Extracted data entries:
■ ■ ■ ■
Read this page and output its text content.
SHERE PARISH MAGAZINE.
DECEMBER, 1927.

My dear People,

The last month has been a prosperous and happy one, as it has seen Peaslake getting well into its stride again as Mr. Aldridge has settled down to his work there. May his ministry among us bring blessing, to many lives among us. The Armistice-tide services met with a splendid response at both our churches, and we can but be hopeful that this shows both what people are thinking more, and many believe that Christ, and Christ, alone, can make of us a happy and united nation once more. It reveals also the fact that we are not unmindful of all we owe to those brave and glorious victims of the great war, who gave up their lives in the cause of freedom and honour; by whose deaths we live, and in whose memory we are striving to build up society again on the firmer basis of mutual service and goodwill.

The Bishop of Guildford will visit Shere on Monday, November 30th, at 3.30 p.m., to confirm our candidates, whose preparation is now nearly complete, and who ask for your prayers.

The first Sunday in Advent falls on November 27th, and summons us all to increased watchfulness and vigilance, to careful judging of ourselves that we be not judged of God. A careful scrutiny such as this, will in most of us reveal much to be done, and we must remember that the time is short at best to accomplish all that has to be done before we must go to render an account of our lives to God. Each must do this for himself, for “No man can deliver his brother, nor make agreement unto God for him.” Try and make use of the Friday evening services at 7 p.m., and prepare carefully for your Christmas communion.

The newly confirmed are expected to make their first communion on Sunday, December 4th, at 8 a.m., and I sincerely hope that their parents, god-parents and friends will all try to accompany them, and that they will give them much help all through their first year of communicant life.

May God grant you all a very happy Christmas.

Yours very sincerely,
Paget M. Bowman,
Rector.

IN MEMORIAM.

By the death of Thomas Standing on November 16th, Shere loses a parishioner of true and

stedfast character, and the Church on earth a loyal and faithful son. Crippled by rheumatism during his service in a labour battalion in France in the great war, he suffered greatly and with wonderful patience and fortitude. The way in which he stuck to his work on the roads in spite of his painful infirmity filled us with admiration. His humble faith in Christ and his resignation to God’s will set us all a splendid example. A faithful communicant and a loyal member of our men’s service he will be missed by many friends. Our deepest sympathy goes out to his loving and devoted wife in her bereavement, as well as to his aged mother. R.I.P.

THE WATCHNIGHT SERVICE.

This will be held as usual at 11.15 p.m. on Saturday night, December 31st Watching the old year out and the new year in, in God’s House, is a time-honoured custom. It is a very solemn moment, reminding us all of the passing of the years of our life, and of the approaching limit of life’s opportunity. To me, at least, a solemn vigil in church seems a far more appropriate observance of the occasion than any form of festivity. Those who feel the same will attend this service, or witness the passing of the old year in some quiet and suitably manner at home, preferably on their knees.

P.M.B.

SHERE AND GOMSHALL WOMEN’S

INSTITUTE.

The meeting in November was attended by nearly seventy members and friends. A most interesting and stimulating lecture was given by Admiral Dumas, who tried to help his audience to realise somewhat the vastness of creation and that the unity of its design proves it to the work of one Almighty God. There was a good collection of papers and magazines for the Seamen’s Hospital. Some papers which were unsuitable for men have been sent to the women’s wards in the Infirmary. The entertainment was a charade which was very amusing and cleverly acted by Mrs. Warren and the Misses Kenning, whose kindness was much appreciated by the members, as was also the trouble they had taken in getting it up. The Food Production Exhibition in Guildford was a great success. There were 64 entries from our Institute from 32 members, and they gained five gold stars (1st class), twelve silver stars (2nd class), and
■ ■ ■ ■
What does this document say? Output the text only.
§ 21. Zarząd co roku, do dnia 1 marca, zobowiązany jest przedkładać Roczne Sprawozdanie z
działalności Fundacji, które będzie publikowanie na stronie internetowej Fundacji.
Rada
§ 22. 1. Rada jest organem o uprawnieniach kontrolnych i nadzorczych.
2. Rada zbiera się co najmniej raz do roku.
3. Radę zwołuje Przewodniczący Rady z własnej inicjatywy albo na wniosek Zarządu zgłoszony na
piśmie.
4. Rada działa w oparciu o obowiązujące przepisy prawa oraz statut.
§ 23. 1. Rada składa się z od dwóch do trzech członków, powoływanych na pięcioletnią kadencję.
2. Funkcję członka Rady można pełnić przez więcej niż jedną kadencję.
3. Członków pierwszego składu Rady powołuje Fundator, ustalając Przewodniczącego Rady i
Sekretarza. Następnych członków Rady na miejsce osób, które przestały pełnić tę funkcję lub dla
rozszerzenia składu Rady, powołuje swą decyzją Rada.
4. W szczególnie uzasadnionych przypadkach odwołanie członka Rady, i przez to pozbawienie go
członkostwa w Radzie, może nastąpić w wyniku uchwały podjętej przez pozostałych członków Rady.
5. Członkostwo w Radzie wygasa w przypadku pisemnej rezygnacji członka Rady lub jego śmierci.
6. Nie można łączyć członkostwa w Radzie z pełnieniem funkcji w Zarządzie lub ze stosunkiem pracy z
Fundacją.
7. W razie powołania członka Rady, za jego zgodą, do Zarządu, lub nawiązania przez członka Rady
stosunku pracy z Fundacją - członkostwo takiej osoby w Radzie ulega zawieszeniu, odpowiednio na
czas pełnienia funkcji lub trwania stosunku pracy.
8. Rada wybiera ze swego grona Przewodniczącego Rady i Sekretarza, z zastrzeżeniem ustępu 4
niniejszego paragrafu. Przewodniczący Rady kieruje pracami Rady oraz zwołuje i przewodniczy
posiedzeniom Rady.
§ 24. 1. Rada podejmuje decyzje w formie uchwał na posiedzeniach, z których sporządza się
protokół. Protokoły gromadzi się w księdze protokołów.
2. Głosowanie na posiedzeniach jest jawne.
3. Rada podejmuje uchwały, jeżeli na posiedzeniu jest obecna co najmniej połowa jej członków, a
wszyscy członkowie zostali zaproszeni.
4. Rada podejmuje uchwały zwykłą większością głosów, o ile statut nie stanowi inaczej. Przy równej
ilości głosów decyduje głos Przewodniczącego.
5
■ ■ ■ ■
PROBLEM DESCRIPTION: Determine the count of lines in the data above with the string "podejmuje" in them, and give that count alone.

EXERCISE OUTPUT: 3